**EXTRAIT DE PAGE**:
——————————

1° Observations sur le travail personnel des inspecteurs, sous-inspecteurs et contrôleurs de brigades;

2° Service des bureaux ;

3° Service des brigades;

4° Résultats et situation générale du service.

 

La première section indiquera successivement, pour chaque inspection, non-seulement le nombre et la durée des tournées faites dans le mois par les inspecteurs, les sous-inspecteurs et les contrôleurs de brigades, mais l’attention et le fruit avec lesquels chaque chef de service aura paru, d’après sa correspondance et ses rapports particuliers, s’occuper du but de ses tournées, c’est-à- dire, de la surveillance et des vérifications dont il est chargé; il en résultera pour moi la connaissance de ce qu’ils auront tous montré d’activité et de lumières, ou d’instruction, par conséquent une idée première du bien que leur présence sur les lignes aura pu produire.

 

L’état général du service des bureaux sera indiqué dans la seconde section, où vous passerez en revue les différentes branches de ce service, non par bureau, mais cumulativement par principalité, en ne citant les bureaux que pour faire connaitre les irrégularités qui auraient été reconnues dans quelques-uns.

 

Dans la troisième section, vous présenterez par inspection, et même par contrôle, selon l’importance des localités ou des circonstances accidentelles, la direction habituelle qui aura été donnée au travail des brigades ; les motifs qui auront déterminé des services extraordinaires; le genre de fraude propre à chaque inspection, et le plus ou moins de succès général avec lequel il aura été combattu.

 

Enfin, la quatrième section, destinée à faire apprécier les résultats du service, et la situation de son ensemble, contiendra I’indication du nombre des saisies. Les directeurs me feront connaitre avec toute l’exactitude possible le taux de l’assurance et ses variations…, (ainsi que) leur opinion sur l’état actuel du service dans toutes ses parties, sur l’activité ou le relâchement qu’ils y auront remarqué, sur les causés de l’un ou de l’autre, les améliorations possibles, les moyens de les opérer, etc. 

 

Cette section m’annoncera toujours le tableau scrupuleusement exact et complet, qui sera joint à votre rapport des préposés de tous grades, absents par congé, et de la durée de chacune de ces absences. Vous verrez, par ce qui suit suit, les raisons de l’importance que j’attache à avoir désormais à cet égard les notions les plus positives.

 

Une pensée générale doit au reste vous guider dans la rédaction de ce rapport mensuel; il est destiné à me donner la connaissance qu’il m’importe le plus d’avoir, et à laquelle j’attache le plus de prix, celle de la marche du service dont la direction vous est confiée, et de son état réel à la fin de chaque mois, Cette connaissance, vous l’avez habituellement: il s’agit de me la transmettre fidèlement, complètement, et vous ne devez, à cet effet, rien omettre d’intéressant, ni surcharger votre rapport de détails inutiles.

——————————

**DONNÉES FOURNIES**:
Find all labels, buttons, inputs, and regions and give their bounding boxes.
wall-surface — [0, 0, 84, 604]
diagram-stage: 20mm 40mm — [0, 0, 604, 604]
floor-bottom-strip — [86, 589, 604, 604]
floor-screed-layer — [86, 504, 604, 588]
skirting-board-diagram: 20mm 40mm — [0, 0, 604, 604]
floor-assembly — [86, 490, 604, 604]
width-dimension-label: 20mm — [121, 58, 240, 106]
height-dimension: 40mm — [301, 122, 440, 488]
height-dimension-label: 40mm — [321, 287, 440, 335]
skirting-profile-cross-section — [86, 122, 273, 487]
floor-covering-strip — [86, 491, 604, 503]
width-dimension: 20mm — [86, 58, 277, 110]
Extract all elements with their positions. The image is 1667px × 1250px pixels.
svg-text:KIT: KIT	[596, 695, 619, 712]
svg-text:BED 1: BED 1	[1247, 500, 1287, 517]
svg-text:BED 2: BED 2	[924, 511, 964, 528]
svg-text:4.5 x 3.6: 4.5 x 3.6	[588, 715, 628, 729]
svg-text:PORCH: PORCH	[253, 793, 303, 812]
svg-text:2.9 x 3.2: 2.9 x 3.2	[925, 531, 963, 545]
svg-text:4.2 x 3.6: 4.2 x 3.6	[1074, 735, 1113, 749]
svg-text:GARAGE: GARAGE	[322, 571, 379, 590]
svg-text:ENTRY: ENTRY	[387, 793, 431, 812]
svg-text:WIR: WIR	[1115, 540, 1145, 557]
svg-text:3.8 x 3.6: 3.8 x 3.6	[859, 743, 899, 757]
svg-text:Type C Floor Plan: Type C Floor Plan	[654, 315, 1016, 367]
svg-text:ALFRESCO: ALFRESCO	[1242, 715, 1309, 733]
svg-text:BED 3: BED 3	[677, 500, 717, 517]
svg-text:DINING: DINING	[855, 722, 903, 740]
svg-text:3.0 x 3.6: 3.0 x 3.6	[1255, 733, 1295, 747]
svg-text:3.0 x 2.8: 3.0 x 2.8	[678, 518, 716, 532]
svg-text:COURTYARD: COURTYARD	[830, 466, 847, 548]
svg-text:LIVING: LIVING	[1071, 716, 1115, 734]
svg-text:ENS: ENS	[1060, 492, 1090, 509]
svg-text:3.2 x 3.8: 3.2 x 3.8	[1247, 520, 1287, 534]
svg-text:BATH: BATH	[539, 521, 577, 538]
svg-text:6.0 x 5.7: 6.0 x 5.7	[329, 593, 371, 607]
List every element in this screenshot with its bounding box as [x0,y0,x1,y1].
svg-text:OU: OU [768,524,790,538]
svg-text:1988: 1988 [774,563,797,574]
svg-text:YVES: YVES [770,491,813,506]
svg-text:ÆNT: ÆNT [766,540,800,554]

——————————

**TRAVAIL DEMANDÉ**:
Selon l'extrait de page, de quelle manière la deuxième section doit-elle passer en revue les branches du service des bureaux ?

**RÉPONSE ATTENDUE**:
Non par bureau, mais cumulativement par principalité.